» **Task details**: Please copy all the lines that follow, word for word.

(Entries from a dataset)
────────────────
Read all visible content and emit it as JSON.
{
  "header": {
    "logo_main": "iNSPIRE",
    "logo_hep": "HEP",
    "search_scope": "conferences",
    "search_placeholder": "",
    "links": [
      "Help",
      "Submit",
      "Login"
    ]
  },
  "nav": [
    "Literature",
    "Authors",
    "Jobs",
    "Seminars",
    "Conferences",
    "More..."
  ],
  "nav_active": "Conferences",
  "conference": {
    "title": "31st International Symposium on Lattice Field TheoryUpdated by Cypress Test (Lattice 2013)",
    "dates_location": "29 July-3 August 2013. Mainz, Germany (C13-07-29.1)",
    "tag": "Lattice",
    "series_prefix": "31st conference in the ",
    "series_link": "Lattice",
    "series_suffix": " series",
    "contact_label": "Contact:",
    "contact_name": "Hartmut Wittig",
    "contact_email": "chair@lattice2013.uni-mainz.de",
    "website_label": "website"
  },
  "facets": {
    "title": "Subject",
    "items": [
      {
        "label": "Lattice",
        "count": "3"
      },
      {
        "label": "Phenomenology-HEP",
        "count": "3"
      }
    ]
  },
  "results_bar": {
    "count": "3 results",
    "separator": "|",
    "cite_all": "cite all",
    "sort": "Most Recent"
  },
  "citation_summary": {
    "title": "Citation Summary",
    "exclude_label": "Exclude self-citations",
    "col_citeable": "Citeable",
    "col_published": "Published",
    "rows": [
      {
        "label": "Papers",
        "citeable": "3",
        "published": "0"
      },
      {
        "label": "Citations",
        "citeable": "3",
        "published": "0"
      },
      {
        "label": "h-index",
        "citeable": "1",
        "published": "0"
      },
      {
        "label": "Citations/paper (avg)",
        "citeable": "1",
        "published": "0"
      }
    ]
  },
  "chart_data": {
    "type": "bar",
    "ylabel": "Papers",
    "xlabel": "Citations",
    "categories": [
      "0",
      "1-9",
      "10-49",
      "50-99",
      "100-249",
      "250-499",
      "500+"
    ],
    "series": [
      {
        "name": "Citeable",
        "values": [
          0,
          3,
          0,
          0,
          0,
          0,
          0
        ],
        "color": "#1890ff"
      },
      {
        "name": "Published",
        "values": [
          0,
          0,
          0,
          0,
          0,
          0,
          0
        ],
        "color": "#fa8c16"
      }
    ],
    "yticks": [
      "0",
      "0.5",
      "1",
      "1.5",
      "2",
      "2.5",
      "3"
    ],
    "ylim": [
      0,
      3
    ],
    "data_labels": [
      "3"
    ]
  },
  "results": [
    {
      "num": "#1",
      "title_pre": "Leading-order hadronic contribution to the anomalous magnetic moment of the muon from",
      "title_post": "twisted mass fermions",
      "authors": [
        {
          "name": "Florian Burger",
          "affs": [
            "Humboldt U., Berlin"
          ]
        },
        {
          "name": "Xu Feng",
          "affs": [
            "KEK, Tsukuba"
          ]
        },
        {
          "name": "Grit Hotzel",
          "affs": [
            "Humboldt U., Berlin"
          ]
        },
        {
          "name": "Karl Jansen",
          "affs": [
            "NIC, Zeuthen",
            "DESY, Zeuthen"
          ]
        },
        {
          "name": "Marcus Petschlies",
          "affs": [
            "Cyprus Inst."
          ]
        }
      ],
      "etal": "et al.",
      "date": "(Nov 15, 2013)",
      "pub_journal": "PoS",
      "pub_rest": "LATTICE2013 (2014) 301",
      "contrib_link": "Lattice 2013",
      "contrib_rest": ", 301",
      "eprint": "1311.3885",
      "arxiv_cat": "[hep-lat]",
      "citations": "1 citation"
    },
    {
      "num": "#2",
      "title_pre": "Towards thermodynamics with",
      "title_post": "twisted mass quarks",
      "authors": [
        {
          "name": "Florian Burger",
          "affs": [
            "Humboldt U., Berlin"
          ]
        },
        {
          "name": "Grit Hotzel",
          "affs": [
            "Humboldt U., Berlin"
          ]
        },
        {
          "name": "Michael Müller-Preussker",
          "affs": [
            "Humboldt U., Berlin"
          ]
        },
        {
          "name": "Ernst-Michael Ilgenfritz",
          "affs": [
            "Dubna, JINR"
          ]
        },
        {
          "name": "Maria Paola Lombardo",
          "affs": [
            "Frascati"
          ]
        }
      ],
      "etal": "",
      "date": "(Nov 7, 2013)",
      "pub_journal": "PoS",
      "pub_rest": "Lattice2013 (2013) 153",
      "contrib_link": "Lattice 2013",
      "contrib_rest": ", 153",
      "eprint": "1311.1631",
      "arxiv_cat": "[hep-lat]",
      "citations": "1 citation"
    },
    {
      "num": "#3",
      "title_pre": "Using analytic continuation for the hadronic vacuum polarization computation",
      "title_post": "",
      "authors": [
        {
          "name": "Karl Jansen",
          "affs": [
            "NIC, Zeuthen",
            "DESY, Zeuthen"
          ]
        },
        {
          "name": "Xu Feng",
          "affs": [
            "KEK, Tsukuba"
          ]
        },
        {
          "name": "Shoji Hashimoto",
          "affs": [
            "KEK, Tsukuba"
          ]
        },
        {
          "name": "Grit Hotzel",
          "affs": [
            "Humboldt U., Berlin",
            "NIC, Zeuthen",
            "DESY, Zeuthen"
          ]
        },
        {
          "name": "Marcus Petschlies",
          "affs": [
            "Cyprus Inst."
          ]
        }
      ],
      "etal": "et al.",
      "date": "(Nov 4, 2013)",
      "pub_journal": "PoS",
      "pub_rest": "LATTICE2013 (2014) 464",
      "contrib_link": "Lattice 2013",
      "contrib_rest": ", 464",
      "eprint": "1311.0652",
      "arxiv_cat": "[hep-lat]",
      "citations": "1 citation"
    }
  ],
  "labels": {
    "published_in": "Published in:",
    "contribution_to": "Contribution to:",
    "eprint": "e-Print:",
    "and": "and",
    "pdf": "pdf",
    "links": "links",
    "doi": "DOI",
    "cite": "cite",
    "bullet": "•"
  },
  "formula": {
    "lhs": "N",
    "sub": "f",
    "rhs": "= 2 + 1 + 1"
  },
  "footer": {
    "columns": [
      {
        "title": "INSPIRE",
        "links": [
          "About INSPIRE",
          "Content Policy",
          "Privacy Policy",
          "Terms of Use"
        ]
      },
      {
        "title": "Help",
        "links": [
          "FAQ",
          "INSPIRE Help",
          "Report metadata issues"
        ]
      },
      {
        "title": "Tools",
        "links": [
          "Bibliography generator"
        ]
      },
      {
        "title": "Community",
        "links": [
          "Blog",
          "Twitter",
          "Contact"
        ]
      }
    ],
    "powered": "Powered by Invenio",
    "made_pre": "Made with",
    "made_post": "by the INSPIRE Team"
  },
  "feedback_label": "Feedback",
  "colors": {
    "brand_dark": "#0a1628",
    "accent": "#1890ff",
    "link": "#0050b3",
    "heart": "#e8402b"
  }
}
────────────────
» **Solution for this problem**:
Read all visible content and emit it as JSON.
{
  "header": {
    "logo_main": "iNSPIRE",
    "logo_hep": "HEP",
    "search_scope": "conferences",
    "search_placeholder": "",
    "links": [
      "Help",
      "Submit",
      "Login"
    ]
  },
  "nav": [
    "Literature",
    "Authors",
    "Jobs",
    "Seminars",
    "Conferences",
    "More..."
  ],
  "nav_active": "Conferences",
  "conference": {
    "title": "31st International Symposium on Lattice Field TheoryUpdated by Cypress Test (Lattice 2013)",
    "dates_location": "29 July-3 August 2013. Mainz, Germany (C13-07-29.1)",
    "tag": "Lattice",
    "series_prefix": "31st conference in the ",
    "series_link": "Lattice",
    "series_suffix": " series",
    "contact_label": "Contact:",
    "contact_name": "Hartmut Wittig",
    "contact_email": "chair@lattice2013.uni-mainz.de",
    "website_label": "website"
  },
  "facets": {
    "title": "Subject",
    "items": [
      {
        "label": "Lattice",
        "count": "3"
      },
      {
        "label": "Phenomenology-HEP",
        "count": "3"
      }
    ]
  },
  "results_bar": {
    "count": "3 results",
    "separator": "|",
    "cite_all": "cite all",
    "sort": "Most Recent"
  },
  "citation_summary": {
    "title": "Citation Summary",
    "exclude_label": "Exclude self-citations",
    "col_citeable": "Citeable",
    "col_published": "Published",
    "rows": [
      {
        "label": "Papers",
        "citeable": "3",
        "published": "0"
      },
      {
        "label": "Citations",
        "citeable": "3",
        "published": "0"
      },
      {
        "label": "h-index",
        "citeable": "1",
        "published": "0"
      },
      {
        "label": "Citations/paper (avg)",
        "citeable": "1",
        "published": "0"
      }
    ]
  },
  "chart_data": {
    "type": "bar",
    "ylabel": "Papers",
    "xlabel": "Citations",
    "categories": [
      "0",
      "1-9",
      "10-49",
      "50-99",
      "100-249",
      "250-499",
      "500+"
    ],
    "series": [
      {
        "name": "Citeable",
        "values": [
          0,
          3,
          0,
          0,
          0,
          0,
          0
        ],
        "color": "#1890ff"
      },
      {
        "name": "Published",
        "values": [
          0,
          0,
          0,
          0,
          0,
          0,
          0
        ],
        "color": "#fa8c16"
      }
    ],
    "yticks": [
      "0",
      "0.5",
      "1",
      "1.5",
      "2",
      "2.5",
      "3"
    ],
    "ylim": [
      0,
      3
    ],
    "data_labels": [
      "3"
    ]
  },
  "results": [
    {
      "num": "#1",
      "title_pre": "Leading-order hadronic contribution to the anomalous magnetic moment of the muon from",
      "title_post": "twisted mass fermions",
      "authors": [
        {
          "name": "Florian Burger",
          "affs": [
            "Humboldt U., Berlin"
          ]
        },
        {
          "name": "Xu Feng",
          "affs": [
            "KEK, Tsukuba"
          ]
        },
        {
          "name": "Grit Hotzel",
          "affs": [
            "Humboldt U., Berlin"
          ]
        },
        {
          "name": "Karl Jansen",
          "affs": [
            "NIC, Zeuthen",
            "DESY, Zeuthen"
          ]
        },
        {
          "name": "Marcus Petschlies",
          "affs": [
            "Cyprus Inst."
          ]
        }
      ],
      "etal": "et al.",
      "date": "(Nov 15, 2013)",
      "pub_journal": "PoS",
      "pub_rest": "LATTICE2013 (2014) 301",
      "contrib_link": "Lattice 2013",
      "contrib_rest": ", 301",
      "eprint": "1311.3885",
      "arxiv_cat": "[hep-lat]",
      "citations": "1 citation"
    },
    {
      "num": "#2",
      "title_pre": "Towards thermodynamics with",
      "title_post": "twisted mass quarks",
      "authors": [
        {
          "name": "Florian Burger",
          "affs": [
            "Humboldt U., Berlin"
          ]
        },
        {
          "name": "Grit Hotzel",
          "affs": [
            "Humboldt U., Berlin"
          ]
        },
        {
          "name": "Michael Müller-Preussker",
          "affs": [
            "Humboldt U., Berlin"
          ]
        },
        {
          "name": "Ernst-Michael Ilgenfritz",
          "affs": [
            "Dubna, JINR"
          ]
        },
        {
          "name": "Maria Paola Lombardo",
          "affs": [
            "Frascati"
          ]
        }
      ],
      "etal": "",
      "date": "(Nov 7, 2013)",
      "pub_journal": "PoS",
      "pub_rest": "Lattice2013 (2013) 153",
      "contrib_link": "Lattice 2013",
      "contrib_rest": ", 153",
      "eprint": "1311.1631",
      "arxiv_cat": "[hep-lat]",
      "citations": "1 citation"
    },
    {
      "num": "#3",
      "title_pre": "Using analytic continuation for the hadronic vacuum polarization computation",
      "title_post": "",
      "authors": [
        {
          "name": "Karl Jansen",
          "affs": [
            "NIC, Zeuthen",
            "DESY, Zeuthen"
          ]
        },
        {
          "name": "Xu Feng",
          "affs": [
            "KEK, Tsukuba"
          ]
        },
        {
          "name": "Shoji Hashimoto",
          "affs": [
            "KEK, Tsukuba"
          ]
        },
        {
          "name": "Grit Hotzel",
          "affs": [
            "Humboldt U., Berlin",
            "NIC, Zeuthen",
            "DESY, Zeuthen"
          ]
        },
        {
          "name": "Marcus Petschlies",
          "affs": [
            "Cyprus Inst."
          ]
        }
      ],
      "etal": "et al.",
      "date": "(Nov 4, 2013)",
      "pub_journal": "PoS",
      "pub_rest": "LATTICE2013 (2014) 464",
      "contrib_link": "Lattice 2013",
      "contrib_rest": ", 464",
      "eprint": "1311.0652",
      "arxiv_cat": "[hep-lat]",
      "citations": "1 citation"
    }
  ],
  "labels": {
    "published_in": "Published in:",
    "contribution_to": "Contribution to:",
    "eprint": "e-Print:",
    "and": "and",
    "pdf": "pdf",
    "links": "links",
    "doi": "DOI",
    "cite": "cite",
    "bullet": "•"
  },
  "formula": {
    "lhs": "N",
    "sub": "f",
    "rhs": "= 2 + 1 + 1"
  },
  "footer": {
    "columns": [
      {
        "title": "INSPIRE",
        "links": [
          "About INSPIRE",
          "Content Policy",
          "Privacy Policy",
          "Terms of Use"
        ]
      },
      {
        "title": "Help",
        "links": [
          "FAQ",
          "INSPIRE Help",
          "Report metadata issues"
        ]
      },
      {
        "title": "Tools",
        "links": [
          "Bibliography generator"
        ]
      },
      {
        "title": "Community",
        "links": [
          "Blog",
          "Twitter",
          "Contact"
        ]
      }
    ],
    "powered": "Powered by Invenio",
    "made_pre": "Made with",
    "made_post": "by the INSPIRE Team"
  },
  "feedback_label": "Feedback",
  "colors": {
    "brand_dark": "#0a1628",
    "accent": "#1890ff",
    "link": "#0050b3",
    "heart": "#e8402b"
  }
}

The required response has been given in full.